TASK STATEMENT
Rewrite the stretch of the records from the line containing "avatar[interactable] [118,352,148,382]" through the line containing "reply-prefix: 回复 [159,291,193,311]", substituting "comment-info" for "comment-meta" and leaving everything else unchanged.
::: GIVEN DATA
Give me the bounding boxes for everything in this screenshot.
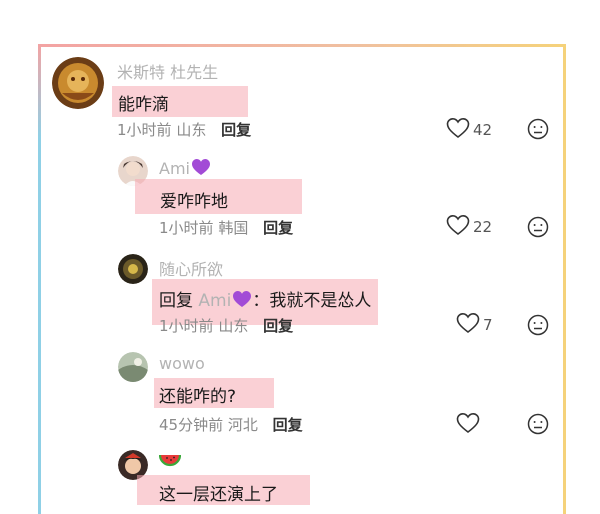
avatar[interactable] [118,352,148,382]
avatar[interactable] [118,254,148,284]
neutral-face-icon[interactable] [527,118,549,144]
username[interactable]: 随心所欲 [159,256,223,280]
mention-link[interactable]: Ami [198,291,231,311]
username[interactable]: Ami [159,158,211,180]
frame-left-border [38,44,41,514]
comment-location: 山东 [176,121,207,139]
purple-heart-emoji [191,158,211,180]
reply-button[interactable]: 回复 [263,219,293,237]
like-count: 42 [473,121,493,139]
heart-outline-icon [446,117,470,143]
comment-body: ：我就不是怂人 [252,291,372,311]
comment-meta: 45分钟前 河北 回复 [159,414,303,435]
neutral-face-icon[interactable] [527,413,549,439]
comment-location: 韩国 [218,219,249,237]
comment-meta: 1小时前 山东 回复 [117,119,251,140]
like-button[interactable]: 22 [446,214,492,240]
comment-text: 能咋滴 [118,95,169,115]
like-button[interactable]: 42 [446,117,492,143]
comment-meta: 1小时前 山东 回复 [159,315,293,336]
heart-outline-icon [456,312,480,338]
comment-time: 45分钟前 [159,416,224,434]
comment-text: 这一层还演上了 [159,485,278,505]
reply-button[interactable]: 回复 [273,416,303,434]
neutral-face-icon[interactable] [527,314,549,340]
frame-right-border [563,44,566,514]
like-count: 22 [473,218,493,236]
comment-meta: 1小时前 韩国 回复 [159,217,293,238]
heart-outline-icon [456,412,480,438]
frame-top-border [38,44,566,47]
comment-time: 1小时前 [159,317,214,335]
reply-prefix: 回复 [159,291,193,311]
reply-button[interactable]: 回复 [263,317,293,335]
username[interactable]: 米斯特 杜先生 [117,59,218,83]
purple-heart-emoji [232,290,252,313]
comment-location: 山东 [218,317,249,335]
comment-text: 还能咋的? [159,387,237,407]
comment-time: 1小时前 [117,121,172,139]
neutral-face-icon[interactable] [527,216,549,242]
like-count: 7 [483,316,493,334]
comment-text: 爱咋咋地 [160,192,228,212]
comment-time: 1小时前 [159,219,214,237]
heart-outline-icon [446,214,470,240]
like-button[interactable] [456,412,483,438]
watermelon-emoji [158,454,182,473]
comment-location: 河北 [227,416,258,434]
like-button[interactable]: 7 [456,312,493,338]
username[interactable]: wowo [159,354,205,373]
username[interactable] [158,453,182,473]
reply-button[interactable]: 回复 [221,121,251,139]
avatar[interactable] [52,57,104,109]
comment-text: 回复 Ami ：我就不是怂人 [159,286,371,313]
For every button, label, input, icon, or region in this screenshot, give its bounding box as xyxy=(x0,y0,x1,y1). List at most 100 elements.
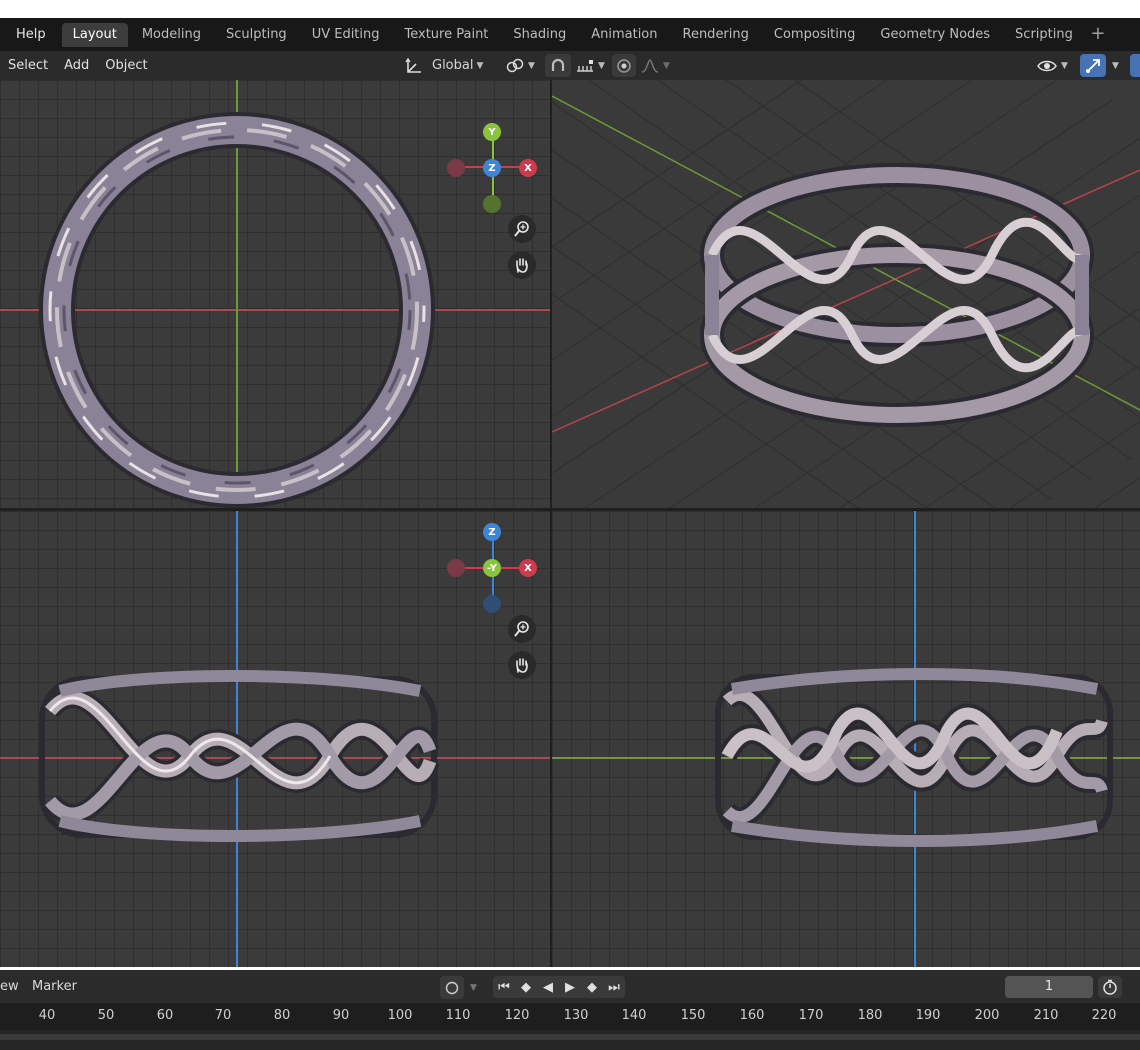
proportional-circle-icon xyxy=(617,58,631,73)
frame-tick: 110 xyxy=(445,1008,471,1023)
proportional-falloff-dropdown[interactable]: ▼ xyxy=(636,54,674,77)
tab-sculpting[interactable]: Sculpting xyxy=(215,23,298,47)
viewport-perspective[interactable] xyxy=(552,80,1140,508)
tab-animation[interactable]: Animation xyxy=(580,23,668,47)
pan-button[interactable] xyxy=(508,251,536,279)
gizmo-neg-x-ball[interactable] xyxy=(447,559,465,577)
current-frame-field[interactable]: 1 xyxy=(1005,976,1093,998)
jump-to-end-icon[interactable]: ⏭ xyxy=(603,976,625,998)
braided-ring-perspective xyxy=(700,163,1094,427)
add-workspace-button[interactable]: + xyxy=(1087,23,1109,47)
overlay-toggle[interactable] xyxy=(1130,54,1140,77)
tab-shading[interactable]: Shading xyxy=(502,23,577,47)
gizmo-toggle[interactable] xyxy=(1080,54,1106,77)
chevron-down-icon[interactable]: ▼ xyxy=(470,983,477,993)
auto-keying-toggle[interactable] xyxy=(440,976,464,999)
magnet-icon xyxy=(551,58,565,71)
frame-tick: 200 xyxy=(974,1008,1000,1023)
frame-tick: 170 xyxy=(798,1008,824,1023)
pivot-point-dropdown[interactable]: ▼ xyxy=(505,54,535,77)
frame-tick: 120 xyxy=(504,1008,530,1023)
zoom-button[interactable] xyxy=(508,615,536,643)
zoom-magnifier-icon xyxy=(514,221,529,237)
frame-tick: 70 xyxy=(214,1008,232,1023)
help-menu[interactable]: Help xyxy=(0,27,62,42)
falloff-curve-icon xyxy=(641,58,659,73)
timeline-scrollbar[interactable] xyxy=(0,1034,1140,1040)
keying-controls: ▼ xyxy=(440,976,477,999)
zoom-magnifier-icon xyxy=(514,621,529,637)
tab-rendering[interactable]: Rendering xyxy=(672,23,760,47)
frame-tick: 90 xyxy=(332,1008,350,1023)
pivot-link-icon xyxy=(506,58,524,72)
frame-tick: 160 xyxy=(739,1008,765,1023)
gizmo-neg-z-ball[interactable] xyxy=(483,595,501,613)
playback-controls: ⏮ ◆ ◀ ▶ ◆ ⏭ xyxy=(493,976,625,998)
chevron-down-icon[interactable]: ▼ xyxy=(1112,61,1119,71)
gizmo-x-ball[interactable]: X xyxy=(519,559,537,577)
frame-tick: 40 xyxy=(38,1008,56,1023)
view-menu[interactable]: ew xyxy=(0,979,19,994)
jump-to-prev-keyframe-icon[interactable]: ◆ xyxy=(515,976,537,998)
gizmo-neg-y-ball[interactable]: -Y xyxy=(483,559,501,577)
timeline-track[interactable] xyxy=(0,1030,1140,1050)
gizmo-z-ball[interactable]: Z xyxy=(483,523,501,541)
topbar: Help Layout Modeling Sculpting UV Editin… xyxy=(0,18,1140,51)
tab-compositing[interactable]: Compositing xyxy=(763,23,867,47)
braided-ring-front xyxy=(39,670,440,842)
frame-tick: 60 xyxy=(156,1008,174,1023)
viewport-top-view[interactable]: Y Z X xyxy=(0,80,550,508)
jump-to-start-icon[interactable]: ⏮ xyxy=(493,976,515,998)
play-icon[interactable]: ▶ xyxy=(559,976,581,998)
viewport-side-view[interactable] xyxy=(552,511,1140,967)
gizmo-z-ball[interactable]: Z xyxy=(483,159,501,177)
transform-orientation-label: Global xyxy=(432,58,474,73)
pan-button[interactable] xyxy=(508,651,536,679)
proportional-editing-toggle[interactable] xyxy=(612,54,636,77)
hand-icon xyxy=(516,258,528,273)
tab-texture-paint[interactable]: Texture Paint xyxy=(394,23,500,47)
frame-tick: 190 xyxy=(915,1008,941,1023)
frame-tick: 80 xyxy=(273,1008,291,1023)
proportional-editing: ▼ xyxy=(612,54,674,77)
frame-tick: 130 xyxy=(563,1008,589,1023)
object-menu[interactable]: Object xyxy=(97,58,155,73)
transform-orientation-dropdown[interactable]: Global ▼ xyxy=(404,54,483,77)
chevron-down-icon: ▼ xyxy=(663,60,670,71)
timeline-header: ew Marker ▼ ⏮ ◆ ◀ ▶ ◆ ⏭ 1 xyxy=(0,970,1140,1003)
add-menu[interactable]: Add xyxy=(56,58,97,73)
play-reverse-icon[interactable]: ◀ xyxy=(537,976,559,998)
tab-scripting[interactable]: Scripting xyxy=(1004,23,1084,47)
frame-tick: 50 xyxy=(97,1008,115,1023)
hand-icon xyxy=(516,658,528,673)
chevron-down-icon: ▼ xyxy=(528,60,535,71)
overlay-button-edge xyxy=(1130,54,1140,77)
gizmo-x-ball[interactable]: X xyxy=(519,159,537,177)
gizmo-y-ball[interactable]: Y xyxy=(483,123,501,141)
zoom-button[interactable] xyxy=(508,215,536,243)
frame-tick: 100 xyxy=(387,1008,413,1023)
viewport-front-view[interactable]: Z -Y X xyxy=(0,511,550,967)
gizmo-neg-x-ball[interactable] xyxy=(447,159,465,177)
record-circle-icon xyxy=(445,981,459,994)
timeline-ruler[interactable]: 40 50 60 70 80 90 100 110 120 130 140 15… xyxy=(0,1003,1140,1030)
frame-tick: 210 xyxy=(1033,1008,1059,1023)
snap-target-dropdown[interactable]: ▼ xyxy=(571,54,609,77)
jump-to-next-keyframe-icon[interactable]: ◆ xyxy=(581,976,603,998)
tab-layout[interactable]: Layout xyxy=(61,22,128,47)
eye-icon xyxy=(1037,60,1057,71)
stopwatch-button[interactable] xyxy=(1098,976,1122,998)
tab-modeling[interactable]: Modeling xyxy=(131,23,212,47)
marker-menu[interactable]: Marker xyxy=(32,979,77,994)
braided-ring-side xyxy=(715,668,1113,847)
gizmo-neg-y-ball[interactable] xyxy=(483,195,501,213)
chevron-down-icon: ▼ xyxy=(476,60,484,71)
visibility-dropdown[interactable]: ▼ xyxy=(1036,54,1068,77)
snap-toggle[interactable] xyxy=(545,54,571,77)
viewport-header: Select Add Object Global ▼ ▼ ▼ ▼ ▼ ▼ xyxy=(0,51,1140,80)
select-menu[interactable]: Select xyxy=(0,58,56,73)
frame-tick: 150 xyxy=(680,1008,706,1023)
braided-ring-top xyxy=(39,112,435,508)
tab-uv-editing[interactable]: UV Editing xyxy=(301,23,391,47)
tab-geometry-nodes[interactable]: Geometry Nodes xyxy=(869,23,1001,47)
::::::
EXERCISE SOLUTION
avatar[interactable] [118,352,148,382]
avatar[interactable] [118,254,148,284]
neutral-face-icon[interactable] [527,118,549,144]
username[interactable]: 随心所欲 [159,256,223,280]
mention-link[interactable]: Ami [198,291,231,311]
username[interactable]: Ami [159,158,211,180]
frame-left-border [38,44,41,514]
comment-location: 山东 [176,121,207,139]
purple-heart-emoji [191,158,211,180]
reply-button[interactable]: 回复 [263,219,293,237]
like-count: 42 [473,121,493,139]
heart-outline-icon [446,117,470,143]
comment-body: ：我就不是怂人 [252,291,372,311]
comment-info: 45分钟前 河北 回复 [159,414,303,435]
neutral-face-icon[interactable] [527,413,549,439]
comment-location: 韩国 [218,219,249,237]
comment-info: 1小时前 山东 回复 [117,119,251,140]
like-button[interactable]: 22 [446,214,492,240]
comment-text: 能咋滴 [118,95,169,115]
like-button[interactable]: 42 [446,117,492,143]
comment-info: 1小时前 山东 回复 [159,315,293,336]
heart-outline-icon [456,312,480,338]
comment-time: 45分钟前 [159,416,224,434]
comment-text: 这一层还演上了 [159,485,278,505]
reply-button[interactable]: 回复 [273,416,303,434]
neutral-face-icon[interactable] [527,314,549,340]
frame-right-border [563,44,566,514]
like-count: 22 [473,218,493,236]
comment-info: 1小时前 韩国 回复 [159,217,293,238]
heart-outline-icon [456,412,480,438]
frame-top-border [38,44,566,47]
comment-time: 1小时前 [159,317,214,335]
reply-prefix: 回复 [159,291,193,311]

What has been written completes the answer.